-- Items from a dataset --
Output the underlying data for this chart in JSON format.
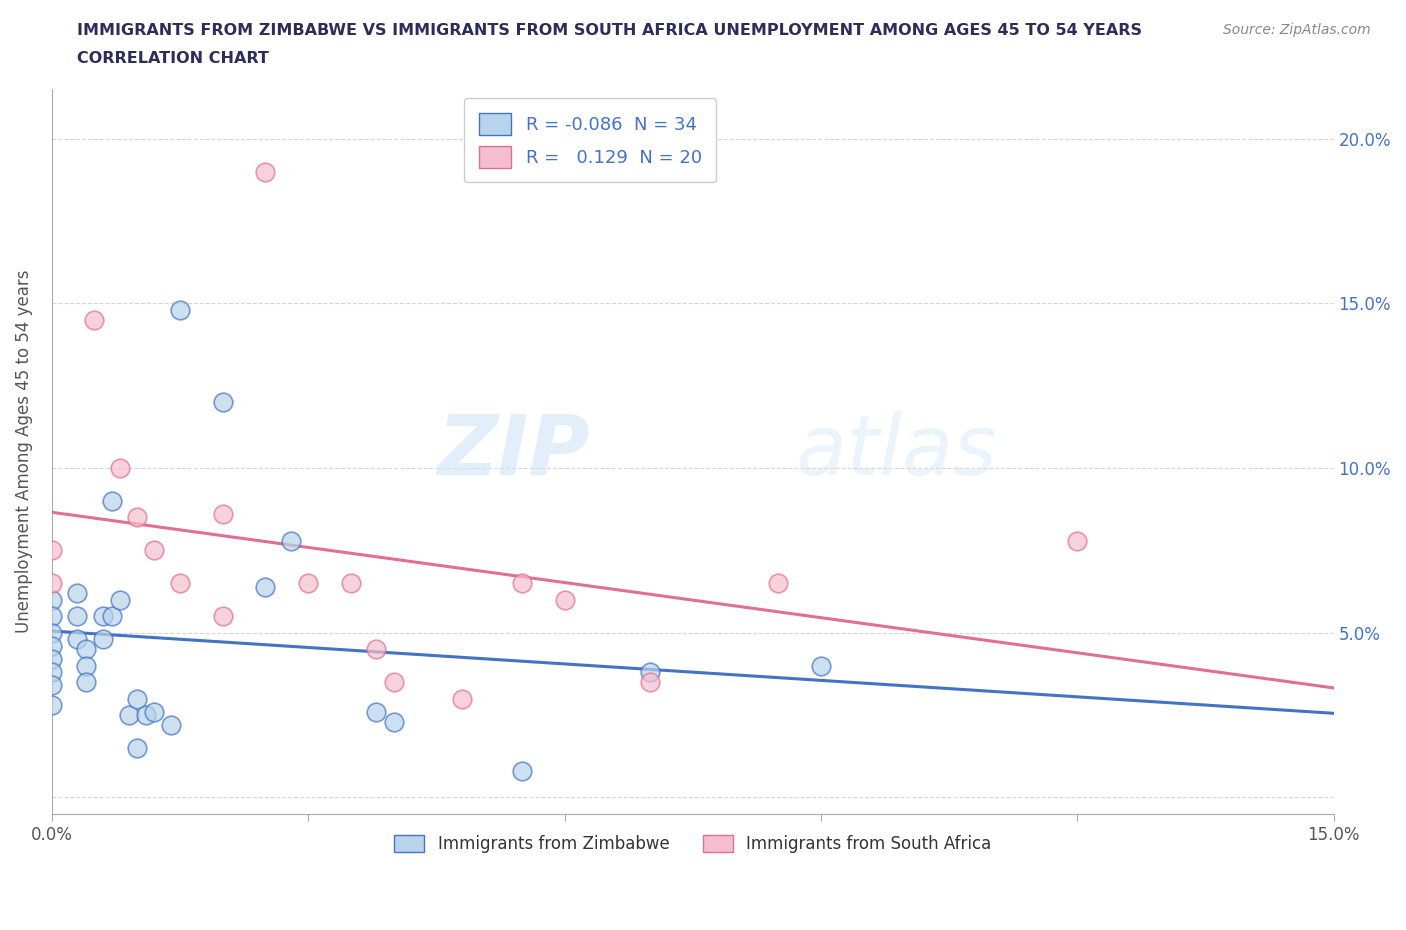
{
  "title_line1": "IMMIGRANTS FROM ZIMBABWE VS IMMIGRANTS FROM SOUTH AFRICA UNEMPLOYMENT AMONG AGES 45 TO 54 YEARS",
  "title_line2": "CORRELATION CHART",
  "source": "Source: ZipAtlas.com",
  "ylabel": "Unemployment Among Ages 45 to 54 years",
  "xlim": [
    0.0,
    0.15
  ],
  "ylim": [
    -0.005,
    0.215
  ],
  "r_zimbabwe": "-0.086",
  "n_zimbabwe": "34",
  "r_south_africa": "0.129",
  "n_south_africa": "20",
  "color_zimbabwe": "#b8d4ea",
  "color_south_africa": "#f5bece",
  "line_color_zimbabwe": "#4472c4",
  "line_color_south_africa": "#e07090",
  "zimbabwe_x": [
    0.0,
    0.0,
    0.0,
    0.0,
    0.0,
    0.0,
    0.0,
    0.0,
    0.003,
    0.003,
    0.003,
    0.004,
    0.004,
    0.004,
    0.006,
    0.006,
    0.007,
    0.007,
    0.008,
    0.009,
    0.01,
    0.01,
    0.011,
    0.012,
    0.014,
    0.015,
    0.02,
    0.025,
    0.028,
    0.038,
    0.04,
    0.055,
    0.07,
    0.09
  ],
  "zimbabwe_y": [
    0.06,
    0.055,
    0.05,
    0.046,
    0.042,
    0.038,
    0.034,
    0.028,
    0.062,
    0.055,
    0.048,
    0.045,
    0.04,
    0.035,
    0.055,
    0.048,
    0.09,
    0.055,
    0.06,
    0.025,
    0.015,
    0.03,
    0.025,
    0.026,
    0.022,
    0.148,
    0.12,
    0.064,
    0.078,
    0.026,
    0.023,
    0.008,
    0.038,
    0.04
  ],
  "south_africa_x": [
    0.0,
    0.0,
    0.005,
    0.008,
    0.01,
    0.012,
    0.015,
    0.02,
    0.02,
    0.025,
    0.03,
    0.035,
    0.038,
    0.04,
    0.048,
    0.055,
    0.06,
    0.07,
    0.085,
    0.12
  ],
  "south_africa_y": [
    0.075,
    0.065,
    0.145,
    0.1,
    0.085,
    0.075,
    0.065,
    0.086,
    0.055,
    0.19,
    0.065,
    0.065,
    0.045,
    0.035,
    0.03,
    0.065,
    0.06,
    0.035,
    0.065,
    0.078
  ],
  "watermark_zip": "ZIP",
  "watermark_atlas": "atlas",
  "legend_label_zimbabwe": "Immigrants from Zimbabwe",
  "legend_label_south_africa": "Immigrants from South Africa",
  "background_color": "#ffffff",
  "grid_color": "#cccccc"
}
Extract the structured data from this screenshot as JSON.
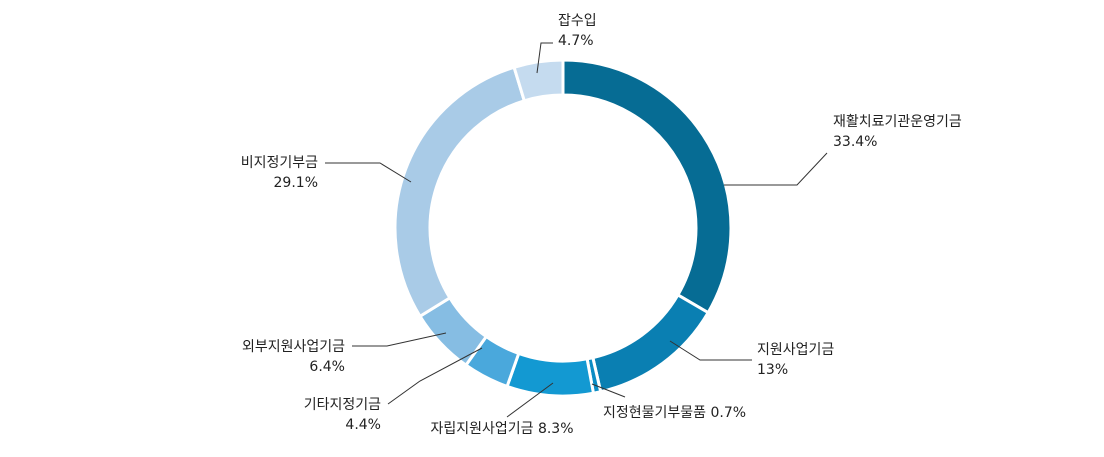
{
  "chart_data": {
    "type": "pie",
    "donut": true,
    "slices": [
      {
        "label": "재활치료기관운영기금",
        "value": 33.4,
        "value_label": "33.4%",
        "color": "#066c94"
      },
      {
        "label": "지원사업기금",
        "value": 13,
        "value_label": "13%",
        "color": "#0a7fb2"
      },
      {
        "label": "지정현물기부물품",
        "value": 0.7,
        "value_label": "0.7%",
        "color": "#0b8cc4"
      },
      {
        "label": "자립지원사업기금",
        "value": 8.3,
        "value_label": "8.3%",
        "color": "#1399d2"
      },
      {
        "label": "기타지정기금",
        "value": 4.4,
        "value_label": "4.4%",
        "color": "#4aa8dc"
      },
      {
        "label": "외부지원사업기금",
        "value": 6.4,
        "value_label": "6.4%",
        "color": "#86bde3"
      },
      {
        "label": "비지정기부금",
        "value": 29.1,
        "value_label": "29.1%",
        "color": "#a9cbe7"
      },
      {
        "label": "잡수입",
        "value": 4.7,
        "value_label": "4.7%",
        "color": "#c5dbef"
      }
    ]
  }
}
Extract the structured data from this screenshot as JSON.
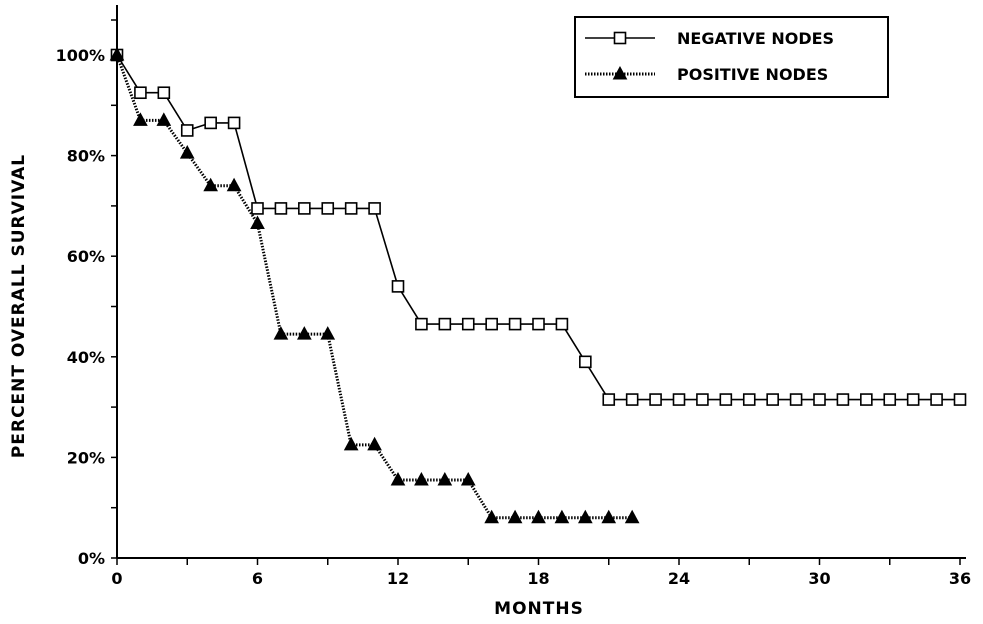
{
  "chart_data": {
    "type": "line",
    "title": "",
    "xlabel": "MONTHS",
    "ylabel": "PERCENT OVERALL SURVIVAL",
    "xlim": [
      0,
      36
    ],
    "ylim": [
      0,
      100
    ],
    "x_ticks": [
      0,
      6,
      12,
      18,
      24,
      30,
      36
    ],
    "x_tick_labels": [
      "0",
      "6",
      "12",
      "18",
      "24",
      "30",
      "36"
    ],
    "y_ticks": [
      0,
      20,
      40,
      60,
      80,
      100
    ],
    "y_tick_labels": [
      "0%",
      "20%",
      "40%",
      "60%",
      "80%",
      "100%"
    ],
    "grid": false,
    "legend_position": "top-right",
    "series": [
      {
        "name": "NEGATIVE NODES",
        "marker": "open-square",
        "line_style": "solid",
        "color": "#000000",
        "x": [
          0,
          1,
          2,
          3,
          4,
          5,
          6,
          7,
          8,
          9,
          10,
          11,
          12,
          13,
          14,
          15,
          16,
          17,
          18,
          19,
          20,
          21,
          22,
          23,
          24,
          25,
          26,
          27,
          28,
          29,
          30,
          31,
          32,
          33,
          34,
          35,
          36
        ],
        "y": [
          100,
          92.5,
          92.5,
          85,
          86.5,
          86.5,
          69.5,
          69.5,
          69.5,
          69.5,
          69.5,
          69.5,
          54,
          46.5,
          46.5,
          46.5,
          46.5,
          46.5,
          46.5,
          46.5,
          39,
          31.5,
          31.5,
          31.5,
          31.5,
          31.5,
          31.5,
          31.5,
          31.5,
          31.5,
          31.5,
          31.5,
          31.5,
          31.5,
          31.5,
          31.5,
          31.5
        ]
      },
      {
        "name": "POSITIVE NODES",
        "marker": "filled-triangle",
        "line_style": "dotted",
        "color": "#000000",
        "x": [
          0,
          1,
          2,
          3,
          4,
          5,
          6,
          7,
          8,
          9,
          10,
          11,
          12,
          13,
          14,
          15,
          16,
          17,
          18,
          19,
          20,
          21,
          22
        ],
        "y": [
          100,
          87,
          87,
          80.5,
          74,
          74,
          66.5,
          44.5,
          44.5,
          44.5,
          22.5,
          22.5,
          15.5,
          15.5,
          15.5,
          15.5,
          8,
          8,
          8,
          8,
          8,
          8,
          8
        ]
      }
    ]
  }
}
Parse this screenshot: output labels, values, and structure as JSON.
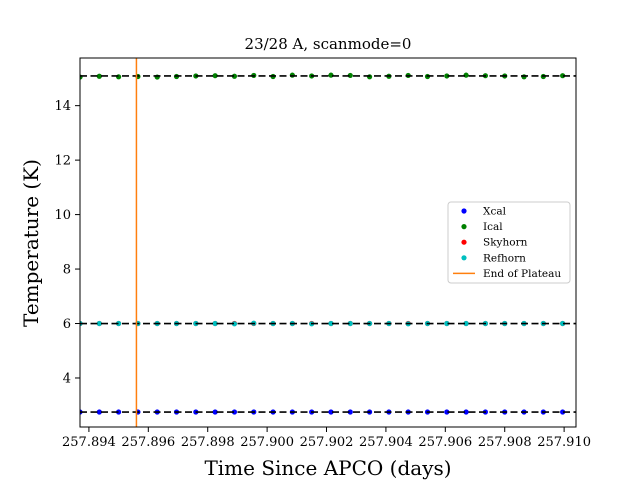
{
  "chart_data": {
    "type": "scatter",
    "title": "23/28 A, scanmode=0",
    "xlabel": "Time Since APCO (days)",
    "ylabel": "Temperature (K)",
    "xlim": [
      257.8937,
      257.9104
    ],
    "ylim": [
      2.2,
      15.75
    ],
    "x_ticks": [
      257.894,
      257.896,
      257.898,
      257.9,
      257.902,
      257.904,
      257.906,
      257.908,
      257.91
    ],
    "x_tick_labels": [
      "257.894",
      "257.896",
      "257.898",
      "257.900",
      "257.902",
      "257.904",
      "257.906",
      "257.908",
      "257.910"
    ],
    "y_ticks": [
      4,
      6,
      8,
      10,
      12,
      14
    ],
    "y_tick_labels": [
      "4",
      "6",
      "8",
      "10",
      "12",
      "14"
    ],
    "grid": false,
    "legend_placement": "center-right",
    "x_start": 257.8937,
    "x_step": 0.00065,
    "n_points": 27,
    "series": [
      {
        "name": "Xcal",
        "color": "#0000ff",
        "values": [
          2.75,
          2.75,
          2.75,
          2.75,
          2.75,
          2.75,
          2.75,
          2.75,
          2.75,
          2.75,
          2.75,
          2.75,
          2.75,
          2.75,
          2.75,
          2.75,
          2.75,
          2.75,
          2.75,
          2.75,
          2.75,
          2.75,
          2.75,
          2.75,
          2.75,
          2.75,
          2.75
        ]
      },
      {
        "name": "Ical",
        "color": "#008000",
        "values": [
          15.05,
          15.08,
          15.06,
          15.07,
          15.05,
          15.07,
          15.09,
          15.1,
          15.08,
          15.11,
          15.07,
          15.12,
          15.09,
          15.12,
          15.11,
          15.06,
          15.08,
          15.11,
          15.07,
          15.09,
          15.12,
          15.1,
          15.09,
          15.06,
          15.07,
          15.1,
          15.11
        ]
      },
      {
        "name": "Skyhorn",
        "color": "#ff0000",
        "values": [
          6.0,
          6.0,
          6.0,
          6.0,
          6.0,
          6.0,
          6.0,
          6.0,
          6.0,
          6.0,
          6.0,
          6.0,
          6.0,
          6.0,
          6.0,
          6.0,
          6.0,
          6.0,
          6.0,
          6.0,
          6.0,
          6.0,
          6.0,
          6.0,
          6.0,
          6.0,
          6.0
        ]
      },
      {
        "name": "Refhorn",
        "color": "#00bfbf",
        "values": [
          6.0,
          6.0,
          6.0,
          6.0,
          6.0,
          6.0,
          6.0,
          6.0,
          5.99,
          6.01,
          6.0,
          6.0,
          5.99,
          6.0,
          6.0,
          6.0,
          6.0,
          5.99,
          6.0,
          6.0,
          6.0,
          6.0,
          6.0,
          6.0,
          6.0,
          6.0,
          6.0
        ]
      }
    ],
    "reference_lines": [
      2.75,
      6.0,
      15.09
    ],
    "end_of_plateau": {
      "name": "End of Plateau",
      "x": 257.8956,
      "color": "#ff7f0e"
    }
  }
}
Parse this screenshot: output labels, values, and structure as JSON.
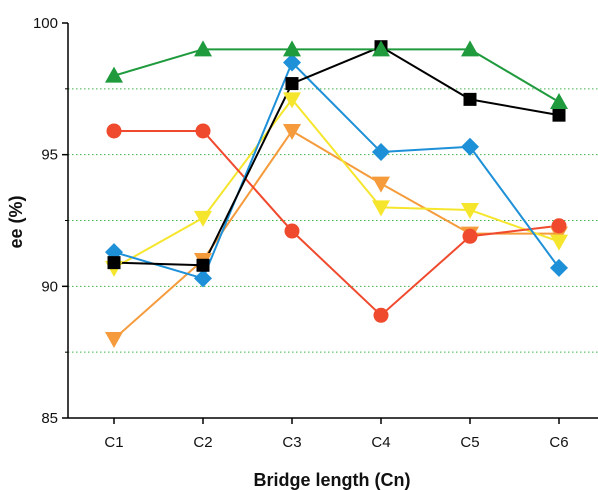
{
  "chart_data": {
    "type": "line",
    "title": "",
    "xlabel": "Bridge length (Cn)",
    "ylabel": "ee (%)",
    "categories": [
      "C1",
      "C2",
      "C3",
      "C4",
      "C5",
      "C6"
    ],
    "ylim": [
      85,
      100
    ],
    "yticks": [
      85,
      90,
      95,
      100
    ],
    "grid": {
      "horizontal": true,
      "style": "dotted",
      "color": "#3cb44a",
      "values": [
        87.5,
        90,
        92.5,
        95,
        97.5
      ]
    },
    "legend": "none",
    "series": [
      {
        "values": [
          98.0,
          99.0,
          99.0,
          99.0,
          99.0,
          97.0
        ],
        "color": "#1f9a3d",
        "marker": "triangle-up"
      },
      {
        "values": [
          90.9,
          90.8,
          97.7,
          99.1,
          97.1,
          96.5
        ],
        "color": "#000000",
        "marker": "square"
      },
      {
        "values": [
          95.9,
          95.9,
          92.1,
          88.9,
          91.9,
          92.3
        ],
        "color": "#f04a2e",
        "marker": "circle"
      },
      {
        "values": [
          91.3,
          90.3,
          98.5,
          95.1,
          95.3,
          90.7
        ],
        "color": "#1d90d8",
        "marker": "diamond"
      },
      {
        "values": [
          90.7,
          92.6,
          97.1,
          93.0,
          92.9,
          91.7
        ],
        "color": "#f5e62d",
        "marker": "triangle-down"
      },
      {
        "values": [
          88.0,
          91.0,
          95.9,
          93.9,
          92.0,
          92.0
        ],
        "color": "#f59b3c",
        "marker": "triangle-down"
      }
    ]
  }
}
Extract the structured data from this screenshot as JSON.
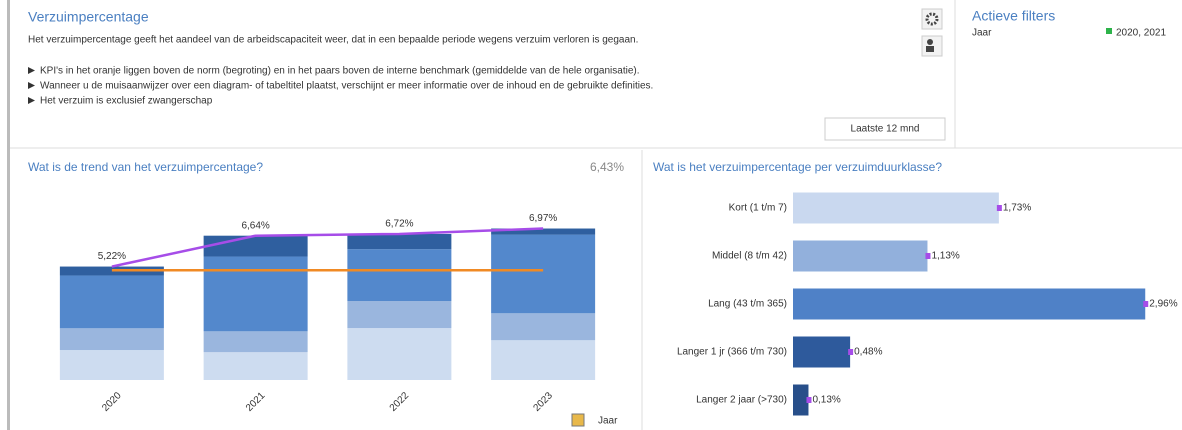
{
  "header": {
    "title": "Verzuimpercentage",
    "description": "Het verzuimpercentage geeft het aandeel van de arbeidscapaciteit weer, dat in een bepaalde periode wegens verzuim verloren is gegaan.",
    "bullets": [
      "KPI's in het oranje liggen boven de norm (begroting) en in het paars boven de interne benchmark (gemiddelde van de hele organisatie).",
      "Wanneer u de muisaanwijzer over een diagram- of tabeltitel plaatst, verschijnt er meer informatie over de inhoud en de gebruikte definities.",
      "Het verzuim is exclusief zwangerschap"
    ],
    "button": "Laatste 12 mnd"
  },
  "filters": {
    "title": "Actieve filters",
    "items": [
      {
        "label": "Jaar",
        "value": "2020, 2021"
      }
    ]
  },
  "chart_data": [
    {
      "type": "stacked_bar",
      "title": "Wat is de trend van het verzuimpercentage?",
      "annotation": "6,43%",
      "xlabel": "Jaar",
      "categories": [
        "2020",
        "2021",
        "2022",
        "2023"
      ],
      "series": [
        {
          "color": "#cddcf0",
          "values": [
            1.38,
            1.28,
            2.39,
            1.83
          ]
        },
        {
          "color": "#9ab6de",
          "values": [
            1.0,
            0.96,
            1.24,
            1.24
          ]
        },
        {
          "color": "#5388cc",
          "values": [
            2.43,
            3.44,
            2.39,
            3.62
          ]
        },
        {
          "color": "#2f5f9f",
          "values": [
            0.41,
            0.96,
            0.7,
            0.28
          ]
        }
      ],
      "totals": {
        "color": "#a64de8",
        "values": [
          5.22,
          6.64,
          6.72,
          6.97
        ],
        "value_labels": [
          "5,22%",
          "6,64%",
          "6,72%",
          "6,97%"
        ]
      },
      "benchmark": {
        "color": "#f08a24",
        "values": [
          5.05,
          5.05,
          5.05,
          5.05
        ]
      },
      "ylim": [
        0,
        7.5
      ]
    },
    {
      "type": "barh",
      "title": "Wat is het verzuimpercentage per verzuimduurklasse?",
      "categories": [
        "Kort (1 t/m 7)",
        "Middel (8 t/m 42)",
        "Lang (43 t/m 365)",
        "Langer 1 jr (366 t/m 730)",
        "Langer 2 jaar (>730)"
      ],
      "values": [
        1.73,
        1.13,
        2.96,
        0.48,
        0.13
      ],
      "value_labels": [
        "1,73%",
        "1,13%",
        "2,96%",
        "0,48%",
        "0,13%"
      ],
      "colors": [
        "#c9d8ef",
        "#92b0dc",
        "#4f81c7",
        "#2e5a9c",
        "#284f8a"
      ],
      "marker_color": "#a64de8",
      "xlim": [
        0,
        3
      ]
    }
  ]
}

-- Objective --
Copy every line above that includes the string "type".

-- Finished answer --
    "type": "pie",
    "type": "line",
    "type": "scatter",
    "type": "line",
      "type": "stacked_bar",
      "type": "barh",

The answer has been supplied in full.